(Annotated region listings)
****
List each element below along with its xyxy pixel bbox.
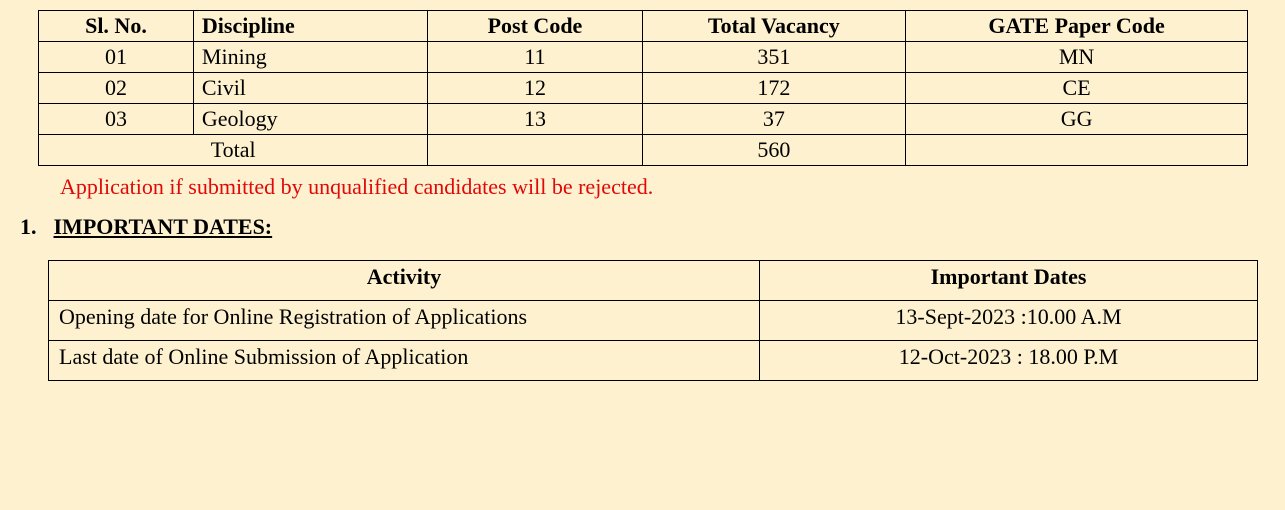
table-row: 01 Mining 11 351 MN <box>39 42 1248 73</box>
vac-header-discipline: Discipline <box>193 11 428 42</box>
table-row: Opening date for Online Registration of … <box>49 301 1258 341</box>
vacancy-table: Sl. No. Discipline Post Code Total Vacan… <box>38 10 1248 166</box>
vac-cell-post-code: 13 <box>428 104 642 135</box>
vac-header-total-vac: Total Vacancy <box>642 11 906 42</box>
section-number: 1. <box>20 214 48 240</box>
table-row: 03 Geology 13 37 GG <box>39 104 1248 135</box>
vacancy-total-row: Total 560 <box>39 135 1248 166</box>
section-title: IMPORTANT DATES: <box>54 214 273 239</box>
vac-cell-discipline: Civil <box>193 73 428 104</box>
vac-cell-gate-code: GG <box>906 104 1248 135</box>
dates-cell-activity: Opening date for Online Registration of … <box>49 301 760 341</box>
vac-total-gate-empty <box>906 135 1248 166</box>
vac-cell-total-vac: 351 <box>642 42 906 73</box>
dates-header-row: Activity Important Dates <box>49 261 1258 301</box>
vac-header-sl: Sl. No. <box>39 11 194 42</box>
vac-header-post-code: Post Code <box>428 11 642 42</box>
dates-cell-date: 12-Oct-2023 : 18.00 P.M <box>759 341 1257 381</box>
table-row: 02 Civil 12 172 CE <box>39 73 1248 104</box>
table-row: Last date of Online Submission of Applic… <box>49 341 1258 381</box>
page: Sl. No. Discipline Post Code Total Vacan… <box>0 0 1285 411</box>
dates-header-dates: Important Dates <box>759 261 1257 301</box>
vac-header-gate-code: GATE Paper Code <box>906 11 1248 42</box>
section-heading: 1. IMPORTANT DATES: <box>20 214 1265 240</box>
vac-cell-total-vac: 37 <box>642 104 906 135</box>
vac-cell-post-code: 11 <box>428 42 642 73</box>
warning-text: Application if submitted by unqualified … <box>60 174 1265 200</box>
vac-cell-gate-code: MN <box>906 42 1248 73</box>
vac-cell-discipline: Mining <box>193 42 428 73</box>
dates-header-activity: Activity <box>49 261 760 301</box>
vac-cell-sl: 01 <box>39 42 194 73</box>
vac-total-label: Total <box>39 135 428 166</box>
vac-cell-gate-code: CE <box>906 73 1248 104</box>
vac-total-vacancy: 560 <box>642 135 906 166</box>
vac-total-post-empty <box>428 135 642 166</box>
vac-cell-discipline: Geology <box>193 104 428 135</box>
dates-cell-date: 13-Sept-2023 :10.00 A.M <box>759 301 1257 341</box>
vac-cell-post-code: 12 <box>428 73 642 104</box>
vac-cell-sl: 03 <box>39 104 194 135</box>
vac-cell-total-vac: 172 <box>642 73 906 104</box>
vac-cell-sl: 02 <box>39 73 194 104</box>
dates-cell-activity: Last date of Online Submission of Applic… <box>49 341 760 381</box>
vacancy-table-header-row: Sl. No. Discipline Post Code Total Vacan… <box>39 11 1248 42</box>
important-dates-table: Activity Important Dates Opening date fo… <box>48 260 1258 381</box>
****
Given instruction: Identify every line above that contains the string "empty", treating uppercase and lowercase as different, and copy each of those lines in full.

Final answer:
vac-total-gate-empty <box>906 135 1248 166</box>
vac-total-post-empty <box>428 135 642 166</box>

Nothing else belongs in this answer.